>> Start

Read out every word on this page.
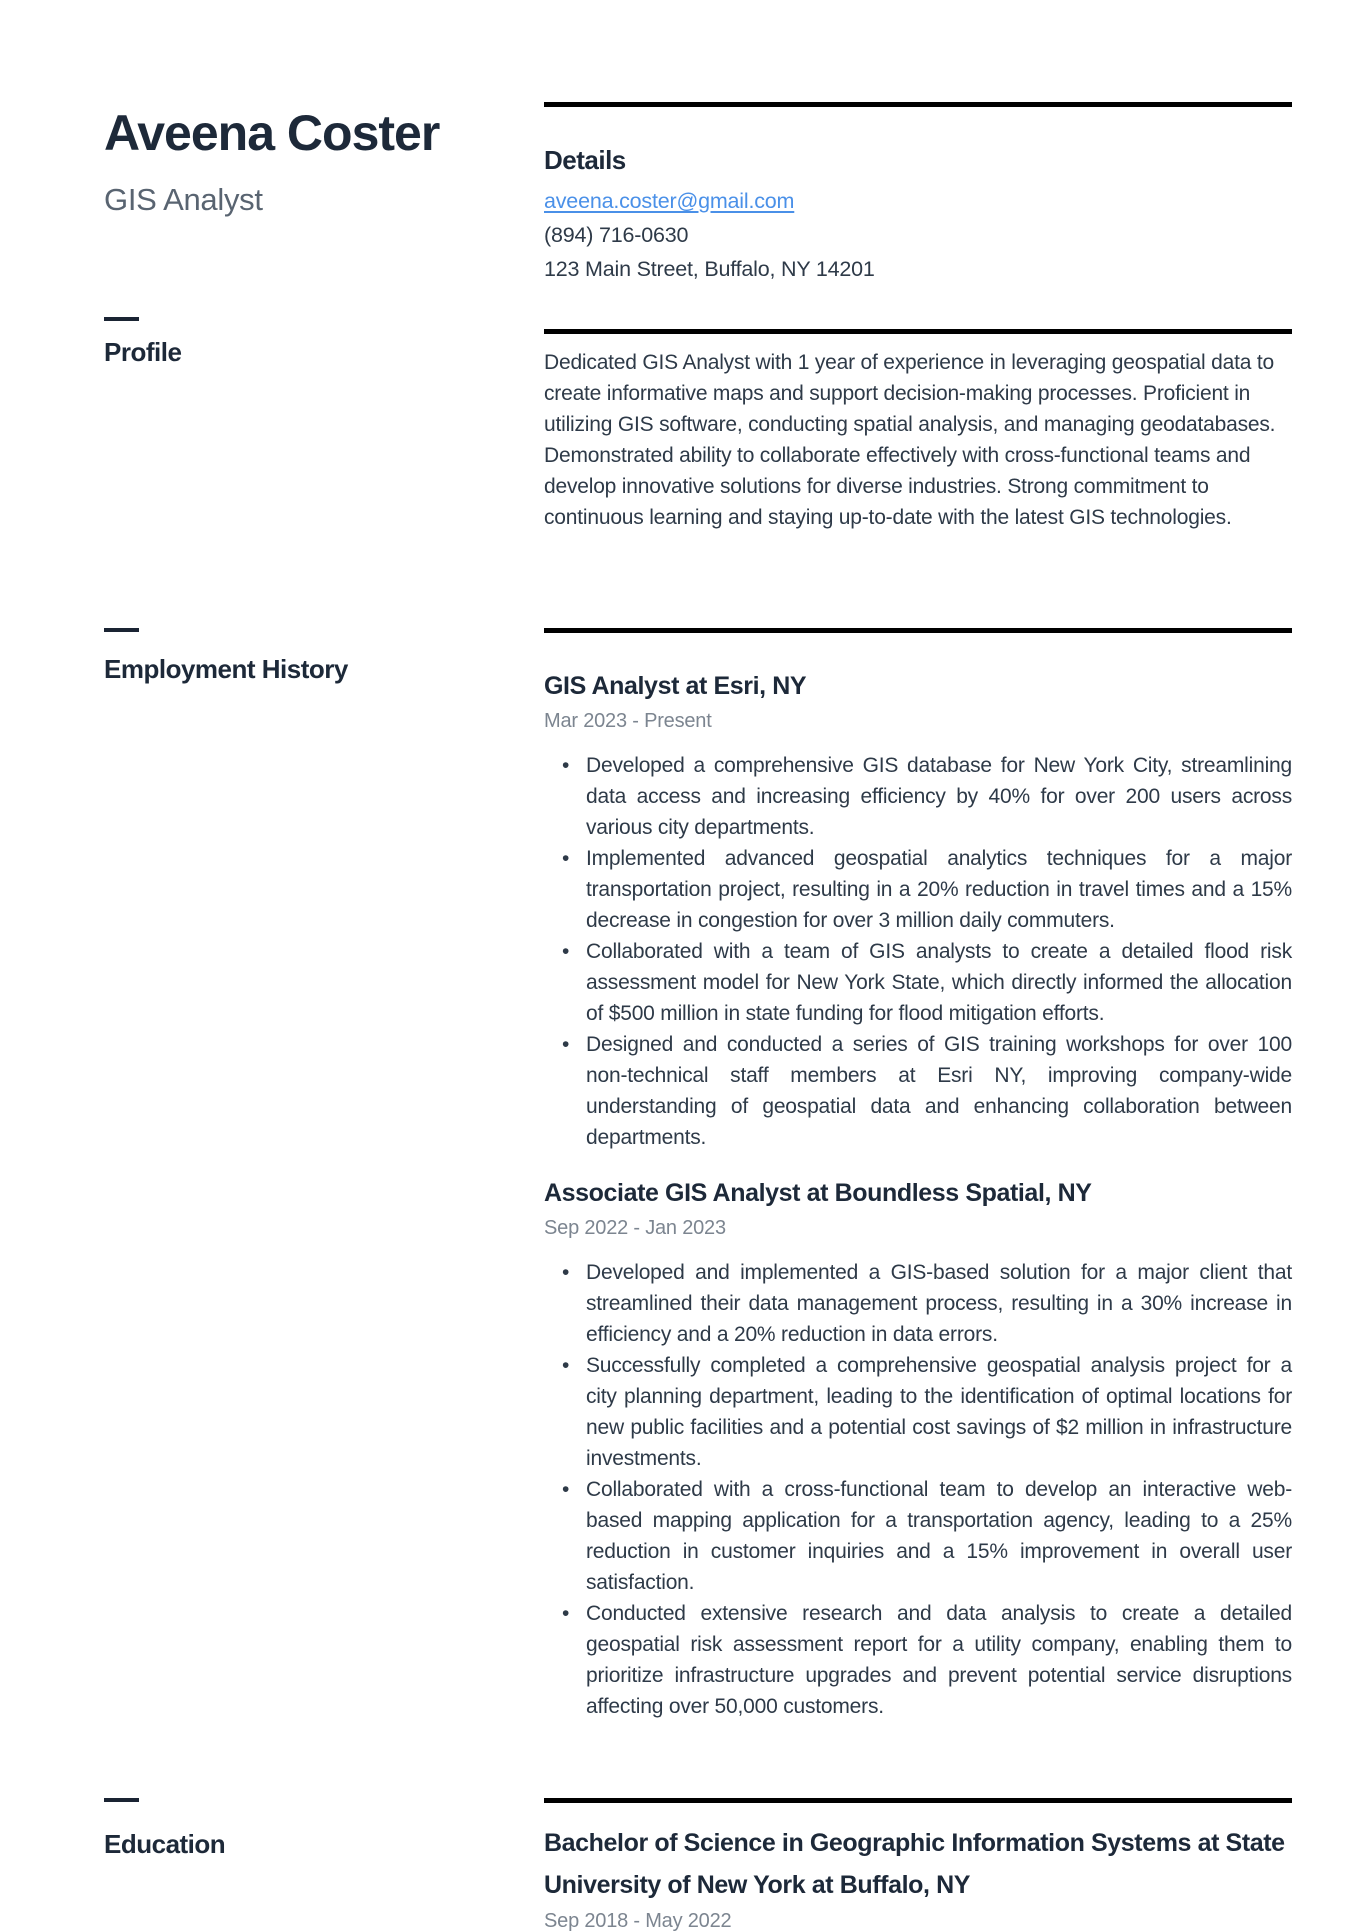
Aveena Coster
GIS Analyst
Details
aveena.coster@gmail.com
(894) 716-0630
123 Main Street, Buffalo, NY 14201
Profile	Dedicated GIS Analyst with 1 year of experience in leveraging geospatial data to create informative maps and support decision-making processes. Proficient in utilizing GIS software, conducting spatial analysis, and managing geodatabases. Demonstrated ability to collaborate effectively with cross-functional teams and develop innovative solutions for diverse industries. Strong commitment to continuous learning and staying up-to-date with the latest GIS technologies.

Employment History
GIS Analyst at Esri, NY
Mar 2023 - Present
• Developed a comprehensive GIS database for New York City, streamlining data access and increasing efficiency by 40% for over 200 users across various city departments.
• Implemented advanced geospatial analytics techniques for a major transportation project, resulting in a 20% reduction in travel times and a 15% decrease in congestion for over 3 million daily commuters.
• Collaborated with a team of GIS analysts to create a detailed flood risk assessment model for New York State, which directly informed the allocation of $500 million in state funding for flood mitigation efforts.
• Designed and conducted a series of GIS training workshops for over 100 non-technical staff members at Esri NY, improving company-wide understanding of geospatial data and enhancing collaboration between departments.
Associate GIS Analyst at Boundless Spatial, NY
Sep 2022 - Jan 2023
• Developed and implemented a GIS-based solution for a major client that streamlined their data management process, resulting in a 30% increase in efficiency and a 20% reduction in data errors.
• Successfully completed a comprehensive geospatial analysis project for a city planning department, leading to the identification of optimal locations for new public facilities and a potential cost savings of $2 million in infrastructure investments.
• Collaborated with a cross-functional team to develop an interactive web-based mapping application for a transportation agency, leading to a 25% reduction in customer inquiries and a 15% improvement in overall user satisfaction.
• Conducted extensive research and data analysis to create a detailed geospatial risk assessment report for a utility company, enabling them to prioritize infrastructure upgrades and prevent potential service disruptions affecting over 50,000 customers.
Education	Bachelor of Science in Geographic Information Systems at State University of New York at Buffalo, NY
Sep 2018 - May 2022
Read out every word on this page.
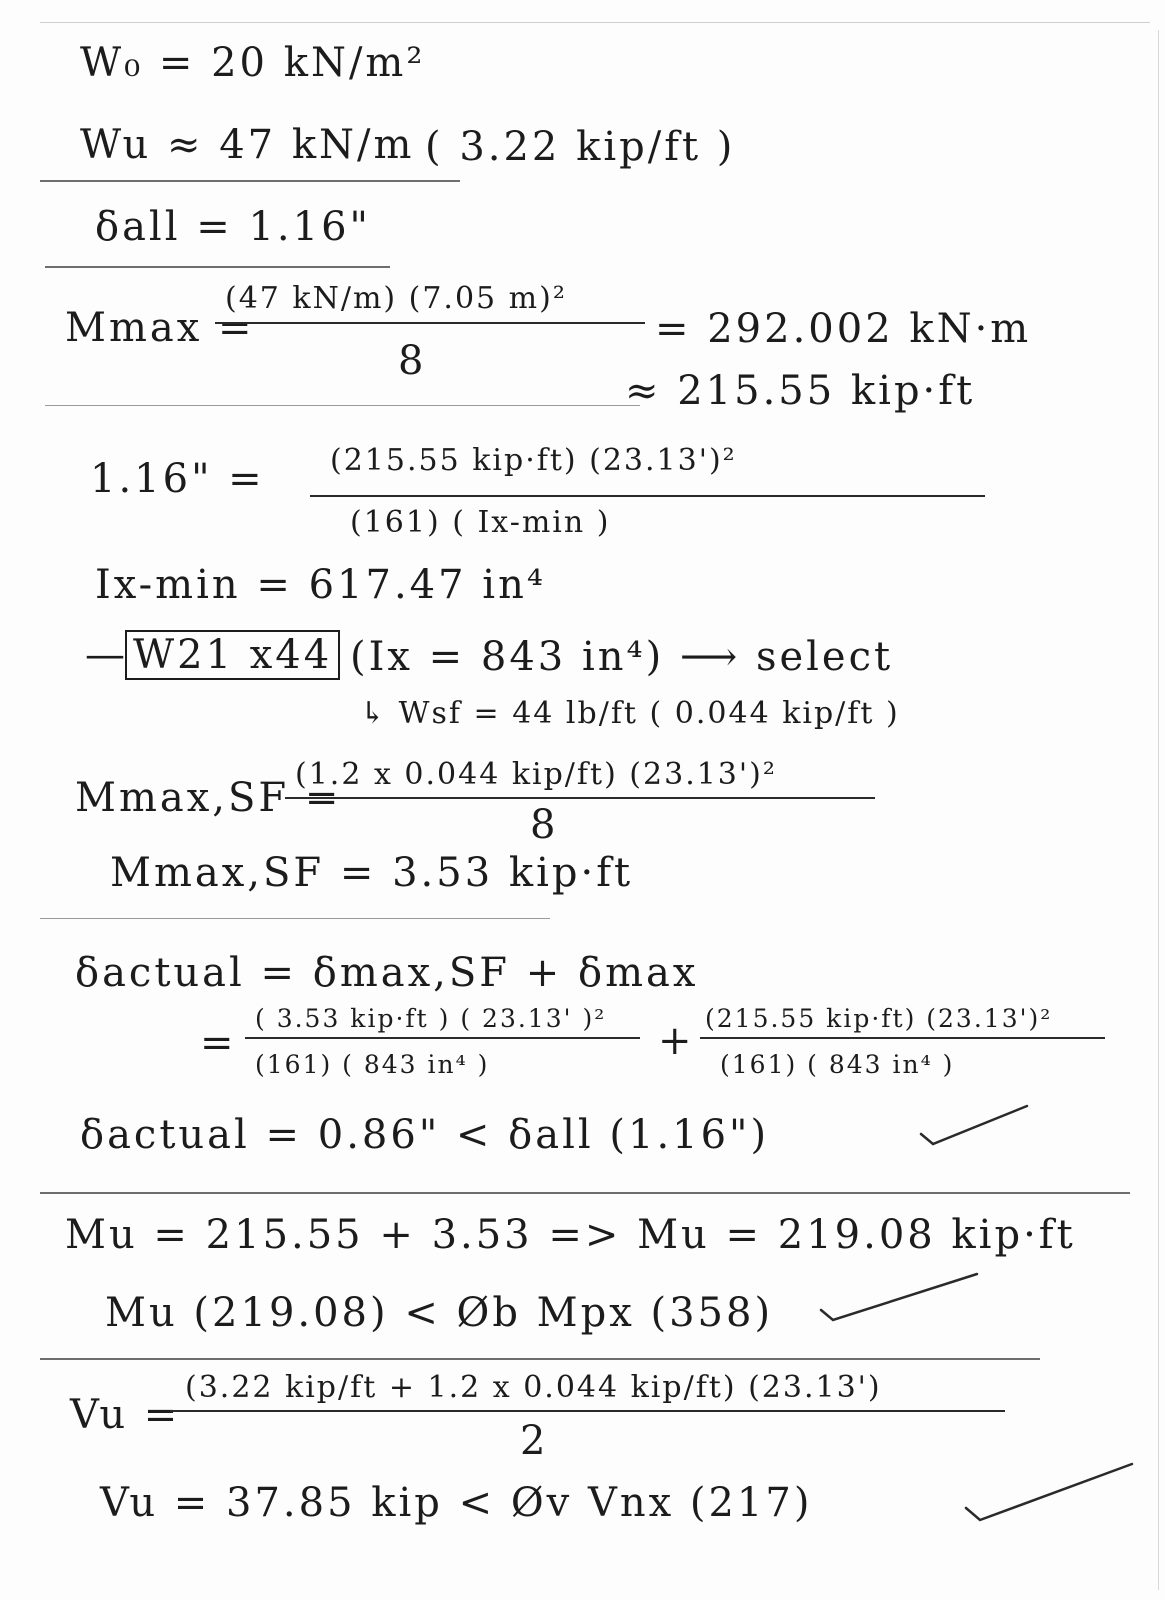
W₀ = 20 kN/m²
Wu ≈ 47 kN/m ( 3.22 kip/ft )
δall = 1.16"
Mmax =
(47 kN/m) (7.05 m)²
8
= 292.002 kN·m
≈ 215.55 kip·ft
1.16" = (215.55 kip·ft) (23.13')²
(161) ( Ix-min )
Ix-min = 617.47 in⁴
— W21 x44 (Ix = 843 in⁴) ⟶ select
↳ Wsf = 44 lb/ft ( 0.044 kip/ft )
Mmax,SF =
(1.2 x 0.044 kip/ft) (23.13')²
8
Mmax,SF = 3.53 kip·ft
δactual = δmax,SF + δmax
=
( 3.53 kip·ft ) ( 23.13' )²
(161) ( 843 in⁴ )
+ (215.55 kip·ft) (23.13')²
(161) ( 843 in⁴ )
δactual = 0.86" < δall (1.16")
Mu = 215.55 + 3.53 => Mu = 219.08 kip·ft
Mu (219.08) < Øb Mpx (358)
Vu =
(3.22 kip/ft + 1.2 x 0.044 kip/ft) (23.13')
2
Vu = 37.85 kip < Øv Vnx (217)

>> End

_YOUR OBJECTIVE_. Each line that contains the word "departments" counts toward the total; give only that total.

_THE COMPLETED TASK_. 2